SET EXERCISE →
Copy whichever lines contain the string "JSON".

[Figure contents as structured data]
-- BEGIN --

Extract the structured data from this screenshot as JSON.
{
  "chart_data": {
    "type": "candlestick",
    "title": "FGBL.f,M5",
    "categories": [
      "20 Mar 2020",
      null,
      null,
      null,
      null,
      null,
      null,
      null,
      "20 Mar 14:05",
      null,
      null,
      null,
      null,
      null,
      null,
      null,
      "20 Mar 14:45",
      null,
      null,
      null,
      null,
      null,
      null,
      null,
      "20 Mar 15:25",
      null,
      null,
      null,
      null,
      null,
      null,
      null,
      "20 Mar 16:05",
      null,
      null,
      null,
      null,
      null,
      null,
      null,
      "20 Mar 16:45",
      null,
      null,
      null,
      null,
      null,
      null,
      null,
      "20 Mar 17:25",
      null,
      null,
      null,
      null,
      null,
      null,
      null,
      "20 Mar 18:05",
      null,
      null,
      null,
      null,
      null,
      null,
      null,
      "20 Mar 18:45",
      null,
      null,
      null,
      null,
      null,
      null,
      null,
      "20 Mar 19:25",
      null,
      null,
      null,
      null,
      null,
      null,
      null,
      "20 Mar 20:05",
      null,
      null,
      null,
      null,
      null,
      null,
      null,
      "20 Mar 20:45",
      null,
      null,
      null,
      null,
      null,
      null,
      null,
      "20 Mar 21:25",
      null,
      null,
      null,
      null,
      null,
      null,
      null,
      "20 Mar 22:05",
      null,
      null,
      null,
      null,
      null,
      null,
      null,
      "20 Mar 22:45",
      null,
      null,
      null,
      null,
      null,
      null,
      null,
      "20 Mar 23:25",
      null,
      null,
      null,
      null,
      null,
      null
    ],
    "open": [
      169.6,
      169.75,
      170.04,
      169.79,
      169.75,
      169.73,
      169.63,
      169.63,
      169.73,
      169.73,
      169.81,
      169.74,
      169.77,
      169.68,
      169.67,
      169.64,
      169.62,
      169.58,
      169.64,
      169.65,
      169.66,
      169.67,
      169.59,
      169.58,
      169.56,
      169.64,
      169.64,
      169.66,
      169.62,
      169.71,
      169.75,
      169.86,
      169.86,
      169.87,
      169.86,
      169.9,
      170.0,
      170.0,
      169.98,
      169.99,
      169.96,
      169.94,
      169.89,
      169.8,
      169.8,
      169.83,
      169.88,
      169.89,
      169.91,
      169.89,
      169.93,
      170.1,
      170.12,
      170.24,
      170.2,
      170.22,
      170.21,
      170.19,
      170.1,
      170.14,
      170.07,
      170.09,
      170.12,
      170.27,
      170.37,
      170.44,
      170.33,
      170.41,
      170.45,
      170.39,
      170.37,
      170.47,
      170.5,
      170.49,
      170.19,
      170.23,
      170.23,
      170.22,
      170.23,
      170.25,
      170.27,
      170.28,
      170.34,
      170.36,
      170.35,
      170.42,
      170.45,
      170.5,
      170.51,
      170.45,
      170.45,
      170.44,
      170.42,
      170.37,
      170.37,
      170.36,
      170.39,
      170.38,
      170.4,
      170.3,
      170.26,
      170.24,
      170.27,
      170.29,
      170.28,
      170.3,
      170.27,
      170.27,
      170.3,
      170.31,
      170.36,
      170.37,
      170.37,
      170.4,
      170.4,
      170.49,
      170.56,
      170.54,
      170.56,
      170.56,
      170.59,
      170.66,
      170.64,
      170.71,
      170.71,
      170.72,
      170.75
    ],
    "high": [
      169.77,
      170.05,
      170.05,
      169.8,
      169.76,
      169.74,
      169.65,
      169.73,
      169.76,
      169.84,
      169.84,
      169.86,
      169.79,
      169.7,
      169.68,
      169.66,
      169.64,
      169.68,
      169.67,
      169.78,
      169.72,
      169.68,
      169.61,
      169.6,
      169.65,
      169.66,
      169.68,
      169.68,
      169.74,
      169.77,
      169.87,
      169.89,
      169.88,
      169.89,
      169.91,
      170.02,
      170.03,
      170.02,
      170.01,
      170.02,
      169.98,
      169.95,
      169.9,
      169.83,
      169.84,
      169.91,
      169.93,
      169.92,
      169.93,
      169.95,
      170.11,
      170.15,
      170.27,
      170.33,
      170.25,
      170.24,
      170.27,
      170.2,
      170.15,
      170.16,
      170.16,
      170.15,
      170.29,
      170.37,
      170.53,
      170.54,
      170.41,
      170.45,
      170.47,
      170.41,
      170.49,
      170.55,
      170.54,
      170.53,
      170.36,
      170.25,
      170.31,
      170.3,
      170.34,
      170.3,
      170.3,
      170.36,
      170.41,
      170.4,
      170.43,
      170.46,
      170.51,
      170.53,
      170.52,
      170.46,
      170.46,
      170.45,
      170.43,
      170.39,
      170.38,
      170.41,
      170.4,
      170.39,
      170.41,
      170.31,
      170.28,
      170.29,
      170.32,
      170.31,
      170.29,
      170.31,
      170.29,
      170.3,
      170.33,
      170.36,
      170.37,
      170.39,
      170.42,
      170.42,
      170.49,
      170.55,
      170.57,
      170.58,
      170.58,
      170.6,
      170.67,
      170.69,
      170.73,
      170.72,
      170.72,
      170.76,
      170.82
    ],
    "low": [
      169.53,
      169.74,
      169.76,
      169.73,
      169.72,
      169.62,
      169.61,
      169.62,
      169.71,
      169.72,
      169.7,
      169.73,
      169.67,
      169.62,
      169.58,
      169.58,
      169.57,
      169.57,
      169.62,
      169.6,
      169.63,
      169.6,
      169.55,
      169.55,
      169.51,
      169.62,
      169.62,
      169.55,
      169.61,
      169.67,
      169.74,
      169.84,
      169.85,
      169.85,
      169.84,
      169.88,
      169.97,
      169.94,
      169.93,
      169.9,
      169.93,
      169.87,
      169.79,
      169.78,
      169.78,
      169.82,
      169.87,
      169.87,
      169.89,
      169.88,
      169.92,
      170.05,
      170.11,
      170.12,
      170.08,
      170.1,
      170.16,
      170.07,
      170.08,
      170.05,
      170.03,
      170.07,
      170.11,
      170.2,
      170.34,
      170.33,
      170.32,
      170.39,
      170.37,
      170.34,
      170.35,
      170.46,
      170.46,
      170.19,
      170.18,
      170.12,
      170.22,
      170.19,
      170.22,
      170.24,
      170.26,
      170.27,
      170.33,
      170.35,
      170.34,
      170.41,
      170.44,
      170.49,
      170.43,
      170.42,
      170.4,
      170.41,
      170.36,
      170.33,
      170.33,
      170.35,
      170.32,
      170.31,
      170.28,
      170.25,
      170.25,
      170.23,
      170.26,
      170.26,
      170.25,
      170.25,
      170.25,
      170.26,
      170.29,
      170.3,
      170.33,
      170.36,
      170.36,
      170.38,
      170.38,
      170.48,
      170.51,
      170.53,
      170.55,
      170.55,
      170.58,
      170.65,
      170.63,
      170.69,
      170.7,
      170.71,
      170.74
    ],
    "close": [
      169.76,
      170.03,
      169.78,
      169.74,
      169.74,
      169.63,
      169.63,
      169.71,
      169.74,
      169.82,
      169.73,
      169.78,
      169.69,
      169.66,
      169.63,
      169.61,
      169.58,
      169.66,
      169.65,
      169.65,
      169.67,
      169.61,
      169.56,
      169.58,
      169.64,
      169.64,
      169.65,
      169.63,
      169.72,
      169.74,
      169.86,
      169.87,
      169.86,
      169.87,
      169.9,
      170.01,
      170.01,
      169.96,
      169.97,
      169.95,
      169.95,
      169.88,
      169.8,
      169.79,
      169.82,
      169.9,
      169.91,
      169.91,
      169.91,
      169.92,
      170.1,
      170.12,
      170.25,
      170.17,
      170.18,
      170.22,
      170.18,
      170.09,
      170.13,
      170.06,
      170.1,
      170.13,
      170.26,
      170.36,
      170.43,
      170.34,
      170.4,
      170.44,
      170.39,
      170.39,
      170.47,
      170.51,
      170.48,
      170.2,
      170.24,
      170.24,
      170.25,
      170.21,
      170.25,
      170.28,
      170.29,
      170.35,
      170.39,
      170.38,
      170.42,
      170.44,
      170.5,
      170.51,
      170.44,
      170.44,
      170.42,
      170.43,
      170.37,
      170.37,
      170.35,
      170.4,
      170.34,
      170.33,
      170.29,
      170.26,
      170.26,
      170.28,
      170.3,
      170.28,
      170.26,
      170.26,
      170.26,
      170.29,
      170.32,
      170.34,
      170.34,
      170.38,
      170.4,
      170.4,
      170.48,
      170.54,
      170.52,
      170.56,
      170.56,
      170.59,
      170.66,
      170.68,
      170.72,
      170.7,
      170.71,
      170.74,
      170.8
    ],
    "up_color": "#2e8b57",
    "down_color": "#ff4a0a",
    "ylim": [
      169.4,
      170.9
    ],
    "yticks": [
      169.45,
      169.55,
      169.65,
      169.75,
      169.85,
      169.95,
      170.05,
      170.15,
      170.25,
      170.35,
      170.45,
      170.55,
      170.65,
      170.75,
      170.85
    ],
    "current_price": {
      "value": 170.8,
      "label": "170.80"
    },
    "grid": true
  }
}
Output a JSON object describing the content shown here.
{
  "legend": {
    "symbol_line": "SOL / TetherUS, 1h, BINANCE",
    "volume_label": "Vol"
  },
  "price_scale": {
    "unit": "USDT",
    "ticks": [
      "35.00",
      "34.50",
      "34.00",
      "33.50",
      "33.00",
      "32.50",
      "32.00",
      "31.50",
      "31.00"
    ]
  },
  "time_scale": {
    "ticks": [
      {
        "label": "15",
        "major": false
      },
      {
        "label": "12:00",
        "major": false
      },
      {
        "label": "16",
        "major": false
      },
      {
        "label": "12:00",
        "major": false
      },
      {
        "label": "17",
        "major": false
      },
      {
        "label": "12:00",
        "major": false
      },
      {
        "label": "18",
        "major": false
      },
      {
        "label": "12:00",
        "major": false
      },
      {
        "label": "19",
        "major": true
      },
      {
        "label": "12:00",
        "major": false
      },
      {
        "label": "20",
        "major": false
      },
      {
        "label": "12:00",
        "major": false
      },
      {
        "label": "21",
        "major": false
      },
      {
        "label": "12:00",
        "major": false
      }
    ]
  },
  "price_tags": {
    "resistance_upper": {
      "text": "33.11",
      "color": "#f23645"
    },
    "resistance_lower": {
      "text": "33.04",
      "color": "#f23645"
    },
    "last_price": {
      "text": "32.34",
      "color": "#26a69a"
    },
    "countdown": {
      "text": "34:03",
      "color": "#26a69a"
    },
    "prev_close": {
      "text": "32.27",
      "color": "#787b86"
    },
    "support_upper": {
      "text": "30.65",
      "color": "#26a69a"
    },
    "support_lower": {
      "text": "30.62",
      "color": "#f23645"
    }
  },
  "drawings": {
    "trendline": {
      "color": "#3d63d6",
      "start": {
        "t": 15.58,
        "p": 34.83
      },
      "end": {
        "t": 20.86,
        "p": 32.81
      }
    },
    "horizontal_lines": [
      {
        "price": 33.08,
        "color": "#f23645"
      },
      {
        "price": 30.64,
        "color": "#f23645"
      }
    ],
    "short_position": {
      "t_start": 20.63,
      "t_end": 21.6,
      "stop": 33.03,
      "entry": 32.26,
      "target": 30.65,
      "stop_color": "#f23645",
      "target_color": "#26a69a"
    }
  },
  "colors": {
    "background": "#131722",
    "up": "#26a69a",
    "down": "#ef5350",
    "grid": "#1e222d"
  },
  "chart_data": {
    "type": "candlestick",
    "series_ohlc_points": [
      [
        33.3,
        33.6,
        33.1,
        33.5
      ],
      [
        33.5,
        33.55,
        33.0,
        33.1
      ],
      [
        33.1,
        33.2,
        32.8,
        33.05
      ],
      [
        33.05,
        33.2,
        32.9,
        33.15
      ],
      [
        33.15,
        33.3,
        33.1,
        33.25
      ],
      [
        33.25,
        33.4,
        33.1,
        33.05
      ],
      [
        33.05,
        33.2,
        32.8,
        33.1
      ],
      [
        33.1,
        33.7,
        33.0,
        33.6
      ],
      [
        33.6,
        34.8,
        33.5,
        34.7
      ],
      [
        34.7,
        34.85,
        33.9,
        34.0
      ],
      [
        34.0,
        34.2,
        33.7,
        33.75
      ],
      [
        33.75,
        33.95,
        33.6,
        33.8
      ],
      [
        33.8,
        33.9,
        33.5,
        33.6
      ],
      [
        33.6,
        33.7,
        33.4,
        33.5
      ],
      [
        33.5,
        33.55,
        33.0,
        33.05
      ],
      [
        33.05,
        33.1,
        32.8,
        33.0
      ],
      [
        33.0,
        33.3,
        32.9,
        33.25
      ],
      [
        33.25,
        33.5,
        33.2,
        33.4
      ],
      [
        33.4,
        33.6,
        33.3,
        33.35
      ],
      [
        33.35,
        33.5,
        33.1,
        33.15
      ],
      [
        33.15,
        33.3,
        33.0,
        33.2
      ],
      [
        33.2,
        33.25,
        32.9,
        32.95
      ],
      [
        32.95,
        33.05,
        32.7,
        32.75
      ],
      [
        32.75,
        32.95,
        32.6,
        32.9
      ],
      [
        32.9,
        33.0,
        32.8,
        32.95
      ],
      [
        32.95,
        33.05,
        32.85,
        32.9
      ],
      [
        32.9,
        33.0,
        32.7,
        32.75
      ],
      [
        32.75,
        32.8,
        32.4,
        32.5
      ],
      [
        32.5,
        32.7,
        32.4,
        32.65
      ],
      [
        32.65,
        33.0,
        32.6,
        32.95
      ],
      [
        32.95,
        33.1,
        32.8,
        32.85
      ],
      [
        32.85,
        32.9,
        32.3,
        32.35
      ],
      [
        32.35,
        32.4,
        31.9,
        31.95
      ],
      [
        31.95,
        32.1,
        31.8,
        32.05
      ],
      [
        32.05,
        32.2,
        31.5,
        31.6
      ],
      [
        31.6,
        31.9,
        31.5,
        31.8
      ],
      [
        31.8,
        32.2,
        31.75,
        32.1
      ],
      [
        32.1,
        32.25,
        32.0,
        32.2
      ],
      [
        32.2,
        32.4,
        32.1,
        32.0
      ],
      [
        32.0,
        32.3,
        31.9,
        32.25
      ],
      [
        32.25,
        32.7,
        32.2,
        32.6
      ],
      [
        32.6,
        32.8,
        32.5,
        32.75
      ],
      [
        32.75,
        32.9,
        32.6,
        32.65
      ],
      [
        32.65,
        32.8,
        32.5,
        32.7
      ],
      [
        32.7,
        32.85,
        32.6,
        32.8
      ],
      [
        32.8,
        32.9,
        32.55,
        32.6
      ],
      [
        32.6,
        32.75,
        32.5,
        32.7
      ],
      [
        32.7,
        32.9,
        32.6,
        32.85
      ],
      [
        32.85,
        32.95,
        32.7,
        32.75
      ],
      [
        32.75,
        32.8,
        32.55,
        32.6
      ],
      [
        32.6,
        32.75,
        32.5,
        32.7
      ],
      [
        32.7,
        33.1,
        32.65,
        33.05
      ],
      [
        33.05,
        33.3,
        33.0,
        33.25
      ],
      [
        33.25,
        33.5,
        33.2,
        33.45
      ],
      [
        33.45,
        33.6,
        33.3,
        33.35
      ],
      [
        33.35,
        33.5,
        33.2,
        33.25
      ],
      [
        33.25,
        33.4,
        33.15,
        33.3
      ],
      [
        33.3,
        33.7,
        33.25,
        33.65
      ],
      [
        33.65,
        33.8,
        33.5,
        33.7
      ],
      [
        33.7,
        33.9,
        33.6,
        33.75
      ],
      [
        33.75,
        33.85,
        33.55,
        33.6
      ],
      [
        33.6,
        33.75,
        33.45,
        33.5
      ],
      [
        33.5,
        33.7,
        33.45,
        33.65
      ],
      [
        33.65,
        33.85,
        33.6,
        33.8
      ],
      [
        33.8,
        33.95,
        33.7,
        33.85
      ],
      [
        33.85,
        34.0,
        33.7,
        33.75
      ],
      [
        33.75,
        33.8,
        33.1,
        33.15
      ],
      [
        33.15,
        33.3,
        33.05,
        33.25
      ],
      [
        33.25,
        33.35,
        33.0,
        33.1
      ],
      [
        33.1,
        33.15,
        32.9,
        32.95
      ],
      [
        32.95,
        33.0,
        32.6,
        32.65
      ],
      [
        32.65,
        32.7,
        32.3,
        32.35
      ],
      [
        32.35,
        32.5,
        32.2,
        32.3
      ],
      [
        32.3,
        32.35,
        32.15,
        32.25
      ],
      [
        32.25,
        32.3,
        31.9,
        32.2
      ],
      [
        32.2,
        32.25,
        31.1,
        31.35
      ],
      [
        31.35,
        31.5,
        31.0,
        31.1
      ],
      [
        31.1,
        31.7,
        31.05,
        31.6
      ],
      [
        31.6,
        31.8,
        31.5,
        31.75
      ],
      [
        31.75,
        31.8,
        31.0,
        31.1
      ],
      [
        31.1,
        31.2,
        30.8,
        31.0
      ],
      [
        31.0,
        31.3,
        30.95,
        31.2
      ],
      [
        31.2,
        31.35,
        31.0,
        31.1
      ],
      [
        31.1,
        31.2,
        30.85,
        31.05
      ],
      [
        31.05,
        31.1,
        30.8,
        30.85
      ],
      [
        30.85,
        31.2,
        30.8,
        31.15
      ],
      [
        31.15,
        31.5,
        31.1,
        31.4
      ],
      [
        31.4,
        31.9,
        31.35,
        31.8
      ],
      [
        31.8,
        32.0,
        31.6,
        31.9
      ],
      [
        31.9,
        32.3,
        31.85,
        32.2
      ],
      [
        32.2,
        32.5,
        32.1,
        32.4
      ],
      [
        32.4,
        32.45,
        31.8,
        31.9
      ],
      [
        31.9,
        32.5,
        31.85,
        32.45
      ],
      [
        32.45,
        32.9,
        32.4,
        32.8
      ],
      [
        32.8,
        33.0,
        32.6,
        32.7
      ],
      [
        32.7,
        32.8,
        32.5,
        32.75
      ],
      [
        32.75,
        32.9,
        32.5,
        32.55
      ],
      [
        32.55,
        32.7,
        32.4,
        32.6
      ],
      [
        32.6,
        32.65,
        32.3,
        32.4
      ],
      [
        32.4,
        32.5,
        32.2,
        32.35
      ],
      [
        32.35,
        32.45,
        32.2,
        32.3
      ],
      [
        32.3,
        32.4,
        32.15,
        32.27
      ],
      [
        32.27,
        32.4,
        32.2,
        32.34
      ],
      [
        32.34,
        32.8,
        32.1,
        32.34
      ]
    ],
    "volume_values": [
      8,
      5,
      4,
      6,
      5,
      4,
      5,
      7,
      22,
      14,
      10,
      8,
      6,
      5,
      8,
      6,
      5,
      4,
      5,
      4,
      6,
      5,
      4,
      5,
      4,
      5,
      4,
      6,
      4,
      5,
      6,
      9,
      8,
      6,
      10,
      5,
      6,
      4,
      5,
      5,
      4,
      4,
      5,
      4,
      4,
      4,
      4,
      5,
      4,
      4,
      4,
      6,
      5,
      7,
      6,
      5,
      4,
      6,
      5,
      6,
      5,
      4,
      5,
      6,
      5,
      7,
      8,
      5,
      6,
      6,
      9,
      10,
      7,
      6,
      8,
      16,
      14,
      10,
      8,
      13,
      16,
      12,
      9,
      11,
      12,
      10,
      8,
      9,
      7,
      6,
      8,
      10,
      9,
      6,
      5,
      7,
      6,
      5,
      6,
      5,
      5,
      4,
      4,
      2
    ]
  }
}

-- END --

EXERCISE ANSWER →
Extract the structured data from this screenshot as JSON.
Output a JSON object describing the content shown here.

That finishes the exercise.